» **ACTIVITY**
Which lines below hold the word "Naples"? Copy all of them.

(Stored entries)
[Start of section]
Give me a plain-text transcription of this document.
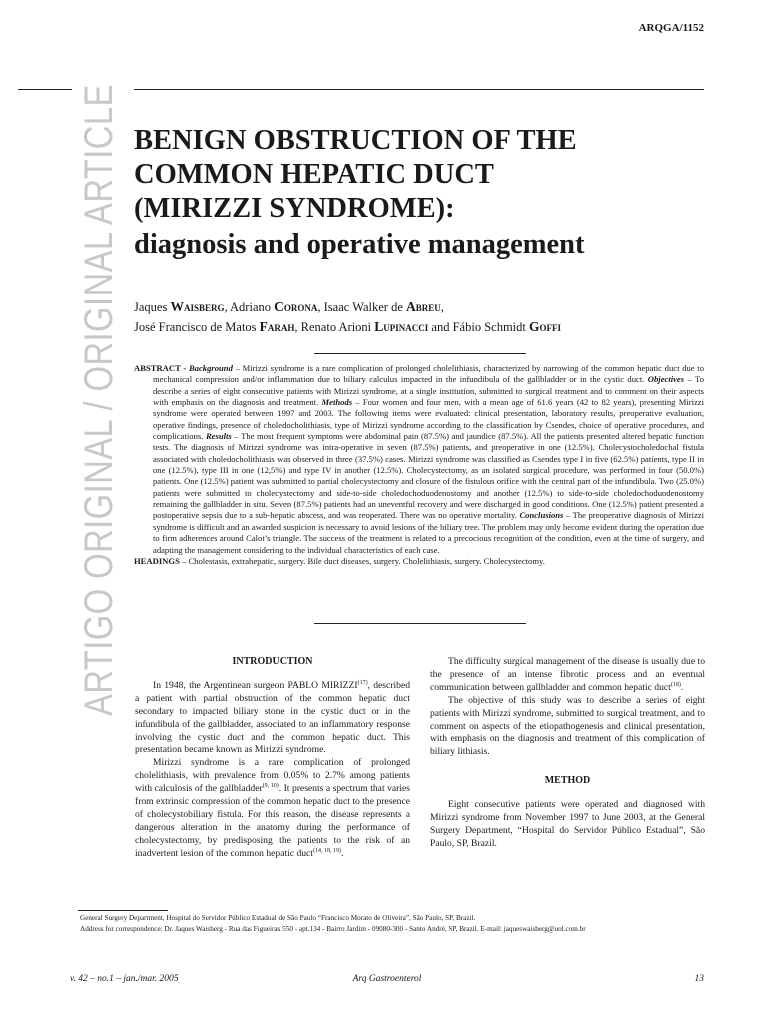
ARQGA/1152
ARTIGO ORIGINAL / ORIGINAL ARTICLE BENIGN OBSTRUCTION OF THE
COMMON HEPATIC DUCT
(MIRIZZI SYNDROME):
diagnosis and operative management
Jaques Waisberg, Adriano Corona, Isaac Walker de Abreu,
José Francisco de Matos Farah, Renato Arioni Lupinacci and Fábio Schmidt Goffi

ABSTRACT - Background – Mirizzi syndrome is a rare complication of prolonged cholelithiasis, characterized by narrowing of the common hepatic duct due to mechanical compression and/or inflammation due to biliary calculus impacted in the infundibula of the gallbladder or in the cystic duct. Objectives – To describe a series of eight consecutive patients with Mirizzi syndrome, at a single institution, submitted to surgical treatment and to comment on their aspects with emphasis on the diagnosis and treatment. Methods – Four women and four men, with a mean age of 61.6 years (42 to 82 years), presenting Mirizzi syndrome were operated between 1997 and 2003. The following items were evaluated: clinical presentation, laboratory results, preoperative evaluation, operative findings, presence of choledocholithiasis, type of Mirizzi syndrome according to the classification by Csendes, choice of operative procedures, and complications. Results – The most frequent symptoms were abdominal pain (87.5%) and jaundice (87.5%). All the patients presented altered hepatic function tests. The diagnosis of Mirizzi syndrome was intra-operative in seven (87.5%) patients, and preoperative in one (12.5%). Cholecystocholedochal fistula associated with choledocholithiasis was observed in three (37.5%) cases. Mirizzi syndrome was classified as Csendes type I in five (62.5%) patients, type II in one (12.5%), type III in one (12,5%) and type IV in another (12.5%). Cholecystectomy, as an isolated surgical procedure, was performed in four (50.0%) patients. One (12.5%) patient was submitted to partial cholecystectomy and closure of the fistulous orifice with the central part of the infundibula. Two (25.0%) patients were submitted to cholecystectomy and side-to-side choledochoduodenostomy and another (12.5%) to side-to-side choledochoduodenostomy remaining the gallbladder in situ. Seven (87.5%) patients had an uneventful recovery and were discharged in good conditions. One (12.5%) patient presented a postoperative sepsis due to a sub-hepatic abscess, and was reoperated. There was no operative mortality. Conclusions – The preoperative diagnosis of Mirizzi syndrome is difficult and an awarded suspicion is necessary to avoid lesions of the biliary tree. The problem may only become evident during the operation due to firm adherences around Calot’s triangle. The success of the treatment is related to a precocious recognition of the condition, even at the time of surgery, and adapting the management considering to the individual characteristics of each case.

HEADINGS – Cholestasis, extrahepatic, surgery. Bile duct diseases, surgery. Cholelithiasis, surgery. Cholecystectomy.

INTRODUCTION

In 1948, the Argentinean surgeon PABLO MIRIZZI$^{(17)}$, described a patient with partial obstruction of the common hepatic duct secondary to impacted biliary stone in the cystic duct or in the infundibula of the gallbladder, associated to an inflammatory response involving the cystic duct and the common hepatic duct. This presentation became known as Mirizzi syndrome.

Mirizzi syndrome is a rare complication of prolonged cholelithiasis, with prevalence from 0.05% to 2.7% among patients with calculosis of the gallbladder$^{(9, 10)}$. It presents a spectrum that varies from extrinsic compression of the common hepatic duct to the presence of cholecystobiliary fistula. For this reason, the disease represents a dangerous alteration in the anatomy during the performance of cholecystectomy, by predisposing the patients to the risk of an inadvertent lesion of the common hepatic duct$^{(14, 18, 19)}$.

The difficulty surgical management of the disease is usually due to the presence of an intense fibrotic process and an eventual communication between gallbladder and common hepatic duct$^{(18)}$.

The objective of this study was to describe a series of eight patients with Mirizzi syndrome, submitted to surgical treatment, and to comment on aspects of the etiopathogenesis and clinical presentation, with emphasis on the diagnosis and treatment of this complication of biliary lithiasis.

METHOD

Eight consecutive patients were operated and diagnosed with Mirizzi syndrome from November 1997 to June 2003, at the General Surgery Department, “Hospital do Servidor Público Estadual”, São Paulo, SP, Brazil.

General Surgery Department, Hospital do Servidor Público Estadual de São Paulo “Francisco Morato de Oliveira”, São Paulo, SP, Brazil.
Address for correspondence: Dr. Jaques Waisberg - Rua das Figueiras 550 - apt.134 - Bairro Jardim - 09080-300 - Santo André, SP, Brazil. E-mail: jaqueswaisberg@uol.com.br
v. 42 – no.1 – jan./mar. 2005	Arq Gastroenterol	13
[End of section]
[Start of section]
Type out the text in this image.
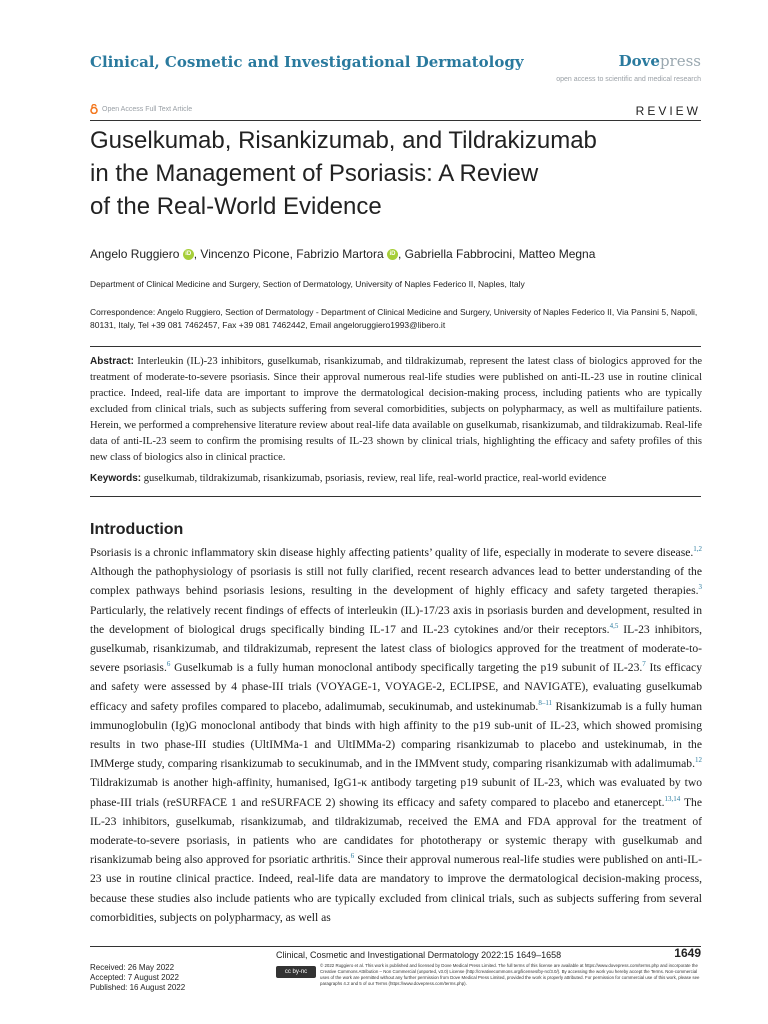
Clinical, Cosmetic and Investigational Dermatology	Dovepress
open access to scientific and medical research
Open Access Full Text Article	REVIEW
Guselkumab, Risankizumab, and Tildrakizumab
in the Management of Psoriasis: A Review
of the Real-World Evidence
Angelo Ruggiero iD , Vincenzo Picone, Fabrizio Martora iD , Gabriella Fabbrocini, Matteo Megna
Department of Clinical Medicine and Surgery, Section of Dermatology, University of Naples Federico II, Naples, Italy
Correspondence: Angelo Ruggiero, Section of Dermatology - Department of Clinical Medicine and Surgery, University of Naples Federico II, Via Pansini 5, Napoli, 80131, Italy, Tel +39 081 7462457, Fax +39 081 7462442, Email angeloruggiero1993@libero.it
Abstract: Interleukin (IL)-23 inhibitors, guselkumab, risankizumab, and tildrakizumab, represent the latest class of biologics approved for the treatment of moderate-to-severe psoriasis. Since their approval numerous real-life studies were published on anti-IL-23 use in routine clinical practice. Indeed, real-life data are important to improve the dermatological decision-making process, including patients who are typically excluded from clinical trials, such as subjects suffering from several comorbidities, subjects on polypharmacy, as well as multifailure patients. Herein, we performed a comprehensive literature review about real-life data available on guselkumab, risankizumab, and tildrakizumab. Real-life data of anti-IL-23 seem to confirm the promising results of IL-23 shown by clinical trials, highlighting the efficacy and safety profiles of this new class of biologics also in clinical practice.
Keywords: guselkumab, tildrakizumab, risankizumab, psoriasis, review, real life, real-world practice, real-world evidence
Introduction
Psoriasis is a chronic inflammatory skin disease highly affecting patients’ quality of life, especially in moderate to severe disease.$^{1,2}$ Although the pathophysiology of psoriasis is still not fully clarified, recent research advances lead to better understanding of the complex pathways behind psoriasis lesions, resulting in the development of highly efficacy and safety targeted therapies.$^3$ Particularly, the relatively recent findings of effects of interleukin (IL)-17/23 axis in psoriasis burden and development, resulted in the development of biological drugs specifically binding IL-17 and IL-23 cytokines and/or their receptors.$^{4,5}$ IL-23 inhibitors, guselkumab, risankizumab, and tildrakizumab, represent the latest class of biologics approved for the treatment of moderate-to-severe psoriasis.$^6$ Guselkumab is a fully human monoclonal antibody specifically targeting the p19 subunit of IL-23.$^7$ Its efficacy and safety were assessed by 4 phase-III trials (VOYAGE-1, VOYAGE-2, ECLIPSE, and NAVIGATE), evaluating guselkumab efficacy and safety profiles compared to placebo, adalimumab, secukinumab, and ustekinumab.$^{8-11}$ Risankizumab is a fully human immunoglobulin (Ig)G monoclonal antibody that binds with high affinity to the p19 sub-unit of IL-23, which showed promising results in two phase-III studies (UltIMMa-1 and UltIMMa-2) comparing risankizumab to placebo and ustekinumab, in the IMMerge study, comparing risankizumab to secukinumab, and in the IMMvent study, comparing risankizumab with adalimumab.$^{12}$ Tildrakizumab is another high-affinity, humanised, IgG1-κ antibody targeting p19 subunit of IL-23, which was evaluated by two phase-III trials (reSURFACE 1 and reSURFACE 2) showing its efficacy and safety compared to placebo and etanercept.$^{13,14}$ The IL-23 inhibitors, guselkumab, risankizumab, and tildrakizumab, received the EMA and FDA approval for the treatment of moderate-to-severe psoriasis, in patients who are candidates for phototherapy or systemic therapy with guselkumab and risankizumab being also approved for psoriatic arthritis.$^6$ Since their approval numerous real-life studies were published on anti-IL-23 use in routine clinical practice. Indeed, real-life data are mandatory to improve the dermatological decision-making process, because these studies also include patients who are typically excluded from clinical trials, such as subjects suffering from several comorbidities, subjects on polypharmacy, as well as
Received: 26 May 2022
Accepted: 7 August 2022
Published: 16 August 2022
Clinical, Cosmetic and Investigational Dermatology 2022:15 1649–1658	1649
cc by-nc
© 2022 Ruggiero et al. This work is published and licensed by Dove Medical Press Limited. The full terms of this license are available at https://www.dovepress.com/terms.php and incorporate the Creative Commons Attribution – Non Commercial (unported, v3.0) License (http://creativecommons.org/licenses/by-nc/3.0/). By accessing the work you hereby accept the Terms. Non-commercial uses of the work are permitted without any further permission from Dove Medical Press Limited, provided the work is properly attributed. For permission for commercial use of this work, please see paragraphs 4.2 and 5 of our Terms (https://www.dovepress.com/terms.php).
[End of section]
[Start of section]
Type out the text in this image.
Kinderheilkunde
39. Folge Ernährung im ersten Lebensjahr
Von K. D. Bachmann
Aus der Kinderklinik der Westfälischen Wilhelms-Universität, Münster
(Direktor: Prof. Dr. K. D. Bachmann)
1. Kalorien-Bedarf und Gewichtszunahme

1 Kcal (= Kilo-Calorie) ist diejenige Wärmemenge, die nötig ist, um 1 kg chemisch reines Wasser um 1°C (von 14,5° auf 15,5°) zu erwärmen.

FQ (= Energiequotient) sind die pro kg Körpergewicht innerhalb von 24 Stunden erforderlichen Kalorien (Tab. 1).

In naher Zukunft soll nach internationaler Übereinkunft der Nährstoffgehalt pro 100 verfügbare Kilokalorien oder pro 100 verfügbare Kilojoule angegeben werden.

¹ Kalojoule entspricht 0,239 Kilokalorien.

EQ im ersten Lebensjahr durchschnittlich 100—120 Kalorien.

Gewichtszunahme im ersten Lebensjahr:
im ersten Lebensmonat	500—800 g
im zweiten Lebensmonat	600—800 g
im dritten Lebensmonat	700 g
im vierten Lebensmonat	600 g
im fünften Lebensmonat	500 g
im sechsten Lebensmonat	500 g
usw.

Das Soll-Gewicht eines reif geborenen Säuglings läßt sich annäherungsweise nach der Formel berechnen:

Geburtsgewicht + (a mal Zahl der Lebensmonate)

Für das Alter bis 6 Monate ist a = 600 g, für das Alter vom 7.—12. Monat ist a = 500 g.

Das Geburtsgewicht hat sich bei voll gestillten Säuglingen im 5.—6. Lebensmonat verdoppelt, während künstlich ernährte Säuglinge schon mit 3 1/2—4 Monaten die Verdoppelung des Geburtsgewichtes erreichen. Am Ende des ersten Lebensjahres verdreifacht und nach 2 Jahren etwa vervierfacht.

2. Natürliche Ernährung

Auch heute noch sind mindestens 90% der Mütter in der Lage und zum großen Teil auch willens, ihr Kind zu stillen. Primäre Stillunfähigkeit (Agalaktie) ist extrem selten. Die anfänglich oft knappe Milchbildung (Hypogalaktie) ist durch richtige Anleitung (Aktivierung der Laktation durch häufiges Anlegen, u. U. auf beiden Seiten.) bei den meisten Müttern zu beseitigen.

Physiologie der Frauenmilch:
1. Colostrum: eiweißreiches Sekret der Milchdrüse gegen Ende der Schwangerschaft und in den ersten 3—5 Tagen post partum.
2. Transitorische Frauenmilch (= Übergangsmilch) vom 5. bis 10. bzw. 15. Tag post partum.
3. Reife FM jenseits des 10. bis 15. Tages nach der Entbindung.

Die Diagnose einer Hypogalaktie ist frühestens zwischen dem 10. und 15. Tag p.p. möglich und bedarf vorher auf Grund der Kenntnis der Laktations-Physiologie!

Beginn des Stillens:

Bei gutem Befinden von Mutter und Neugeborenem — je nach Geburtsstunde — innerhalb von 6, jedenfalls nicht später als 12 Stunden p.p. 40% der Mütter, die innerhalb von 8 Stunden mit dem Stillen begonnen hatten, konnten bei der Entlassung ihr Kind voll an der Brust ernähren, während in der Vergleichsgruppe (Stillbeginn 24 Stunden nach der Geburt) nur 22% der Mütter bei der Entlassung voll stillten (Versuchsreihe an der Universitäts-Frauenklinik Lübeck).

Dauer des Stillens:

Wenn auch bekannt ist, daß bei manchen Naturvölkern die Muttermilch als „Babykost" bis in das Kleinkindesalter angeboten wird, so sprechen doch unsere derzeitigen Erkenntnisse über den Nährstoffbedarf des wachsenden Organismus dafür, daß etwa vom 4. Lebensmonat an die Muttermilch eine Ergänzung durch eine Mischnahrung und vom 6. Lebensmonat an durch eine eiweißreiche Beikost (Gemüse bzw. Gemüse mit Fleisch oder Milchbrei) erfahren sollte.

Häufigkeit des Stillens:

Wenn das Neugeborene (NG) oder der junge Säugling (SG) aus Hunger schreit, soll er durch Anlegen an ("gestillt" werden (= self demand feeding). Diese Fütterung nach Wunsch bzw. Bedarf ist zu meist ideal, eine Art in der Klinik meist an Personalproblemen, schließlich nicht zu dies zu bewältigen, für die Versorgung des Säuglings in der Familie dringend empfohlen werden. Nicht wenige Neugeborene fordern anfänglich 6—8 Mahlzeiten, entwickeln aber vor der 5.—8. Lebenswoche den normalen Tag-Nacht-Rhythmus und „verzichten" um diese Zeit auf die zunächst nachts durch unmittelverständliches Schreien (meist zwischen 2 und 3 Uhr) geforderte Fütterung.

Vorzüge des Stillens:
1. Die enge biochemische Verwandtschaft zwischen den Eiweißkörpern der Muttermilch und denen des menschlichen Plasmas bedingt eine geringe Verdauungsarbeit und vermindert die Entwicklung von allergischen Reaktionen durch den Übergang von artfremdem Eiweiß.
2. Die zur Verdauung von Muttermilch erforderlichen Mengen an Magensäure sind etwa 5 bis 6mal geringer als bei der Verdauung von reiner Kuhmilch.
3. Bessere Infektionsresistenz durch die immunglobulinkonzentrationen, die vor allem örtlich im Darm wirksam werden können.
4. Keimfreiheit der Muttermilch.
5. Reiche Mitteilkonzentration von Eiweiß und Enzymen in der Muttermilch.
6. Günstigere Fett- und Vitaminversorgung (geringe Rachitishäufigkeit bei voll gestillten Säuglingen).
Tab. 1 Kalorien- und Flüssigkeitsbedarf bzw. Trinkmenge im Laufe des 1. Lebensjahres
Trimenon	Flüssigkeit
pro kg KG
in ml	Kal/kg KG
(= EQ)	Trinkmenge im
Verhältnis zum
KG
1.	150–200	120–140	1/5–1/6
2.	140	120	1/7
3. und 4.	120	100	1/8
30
[End of section]
» **TASK RESULT**
Department of Clinical Medicine and Surgery, Section of Dermatology, University of Naples Federico II, Naples, Italy
Correspondence: Angelo Ruggiero, Section of Dermatology - Department of Clinical Medicine and Surgery, University of Naples Federico II, Via Pansini 5, Napoli, 80131, Italy, Tel +39 081 7462457, Fax +39 081 7462442, Email angeloruggiero1993@libero.it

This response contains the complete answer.